# [Task requirements]
All of the data that follows should be retyped exactly, please, except the pictures.

# [Data entries]

>> Begin

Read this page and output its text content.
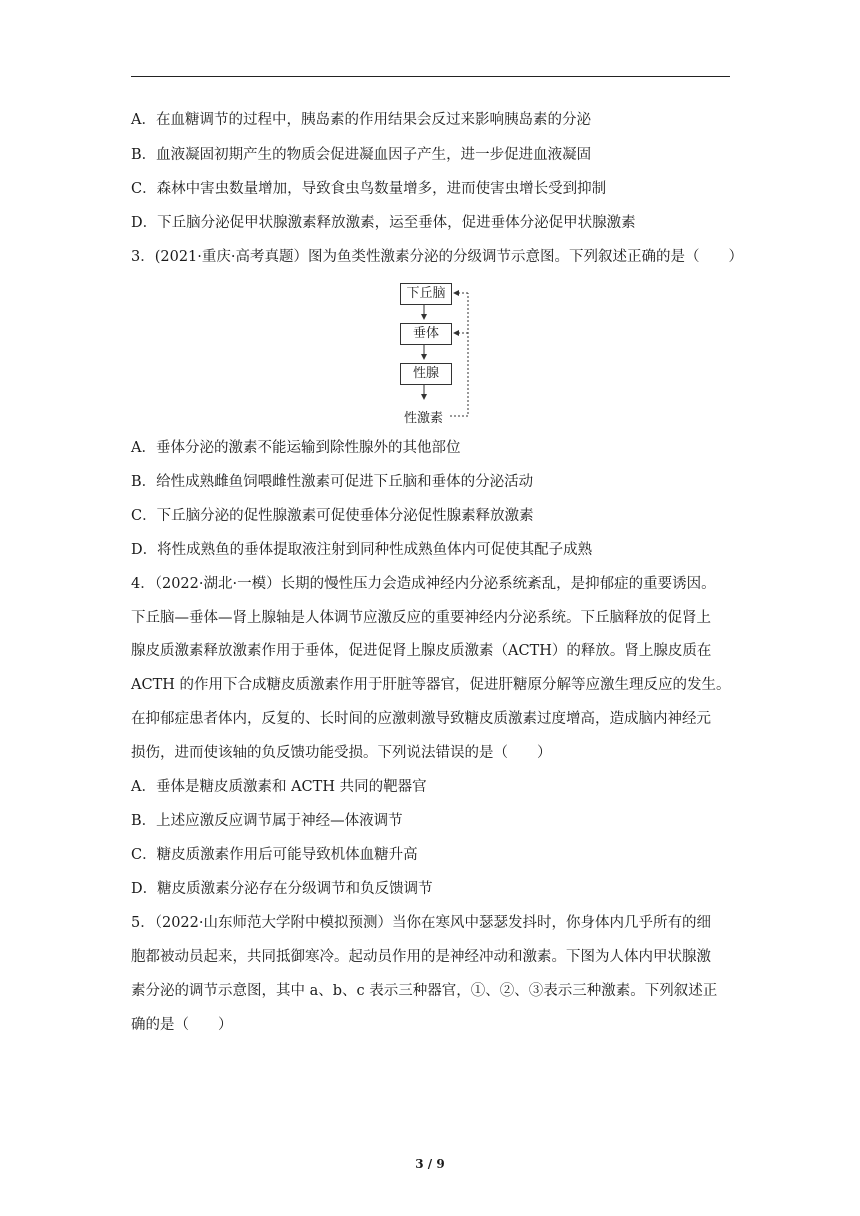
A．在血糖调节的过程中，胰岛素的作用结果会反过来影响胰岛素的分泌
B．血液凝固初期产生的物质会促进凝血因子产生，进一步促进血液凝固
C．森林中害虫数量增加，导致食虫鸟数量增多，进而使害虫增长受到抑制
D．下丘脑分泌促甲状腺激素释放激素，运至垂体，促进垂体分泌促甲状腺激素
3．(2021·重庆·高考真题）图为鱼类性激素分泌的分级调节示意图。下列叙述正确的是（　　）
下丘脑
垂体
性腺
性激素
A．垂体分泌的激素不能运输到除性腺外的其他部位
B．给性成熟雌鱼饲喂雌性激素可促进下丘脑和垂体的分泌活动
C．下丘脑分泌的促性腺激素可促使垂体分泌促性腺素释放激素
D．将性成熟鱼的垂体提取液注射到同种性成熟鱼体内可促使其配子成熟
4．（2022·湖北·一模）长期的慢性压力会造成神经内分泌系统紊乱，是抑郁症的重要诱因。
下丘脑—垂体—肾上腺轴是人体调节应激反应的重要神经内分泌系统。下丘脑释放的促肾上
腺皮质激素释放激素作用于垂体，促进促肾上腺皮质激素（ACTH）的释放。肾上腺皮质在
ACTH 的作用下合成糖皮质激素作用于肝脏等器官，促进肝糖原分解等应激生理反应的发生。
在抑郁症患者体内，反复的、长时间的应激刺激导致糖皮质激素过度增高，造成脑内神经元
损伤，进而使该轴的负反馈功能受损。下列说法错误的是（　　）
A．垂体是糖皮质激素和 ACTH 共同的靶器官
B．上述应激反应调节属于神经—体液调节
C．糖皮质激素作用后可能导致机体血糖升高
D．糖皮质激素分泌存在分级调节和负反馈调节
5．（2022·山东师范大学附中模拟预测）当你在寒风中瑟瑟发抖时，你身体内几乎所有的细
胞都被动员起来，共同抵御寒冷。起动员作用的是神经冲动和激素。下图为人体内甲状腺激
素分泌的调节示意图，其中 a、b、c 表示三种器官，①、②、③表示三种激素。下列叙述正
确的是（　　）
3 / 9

>> End

# [Result for this task]
Read this page and output its text content.
A．在血糖调节的过程中，胰岛素的作用结果会反过来影响胰岛素的分泌
B．血液凝固初期产生的物质会促进凝血因子产生，进一步促进血液凝固
C．森林中害虫数量增加，导致食虫鸟数量增多，进而使害虫增长受到抑制
D．下丘脑分泌促甲状腺激素释放激素，运至垂体，促进垂体分泌促甲状腺激素
3．(2021·重庆·高考真题）图为鱼类性激素分泌的分级调节示意图。下列叙述正确的是（　　）
下丘脑
垂体
性腺
性激素
A．垂体分泌的激素不能运输到除性腺外的其他部位
B．给性成熟雌鱼饲喂雌性激素可促进下丘脑和垂体的分泌活动
C．下丘脑分泌的促性腺激素可促使垂体分泌促性腺素释放激素
D．将性成熟鱼的垂体提取液注射到同种性成熟鱼体内可促使其配子成熟
4．（2022·湖北·一模）长期的慢性压力会造成神经内分泌系统紊乱，是抑郁症的重要诱因。
下丘脑—垂体—肾上腺轴是人体调节应激反应的重要神经内分泌系统。下丘脑释放的促肾上
腺皮质激素释放激素作用于垂体，促进促肾上腺皮质激素（ACTH）的释放。肾上腺皮质在
ACTH 的作用下合成糖皮质激素作用于肝脏等器官，促进肝糖原分解等应激生理反应的发生。
在抑郁症患者体内，反复的、长时间的应激刺激导致糖皮质激素过度增高，造成脑内神经元
损伤，进而使该轴的负反馈功能受损。下列说法错误的是（　　）
A．垂体是糖皮质激素和 ACTH 共同的靶器官
B．上述应激反应调节属于神经—体液调节
C．糖皮质激素作用后可能导致机体血糖升高
D．糖皮质激素分泌存在分级调节和负反馈调节
5．（2022·山东师范大学附中模拟预测）当你在寒风中瑟瑟发抖时，你身体内几乎所有的细
胞都被动员起来，共同抵御寒冷。起动员作用的是神经冲动和激素。下图为人体内甲状腺激
素分泌的调节示意图，其中 a、b、c 表示三种器官，①、②、③表示三种激素。下列叙述正
确的是（　　）
3 / 9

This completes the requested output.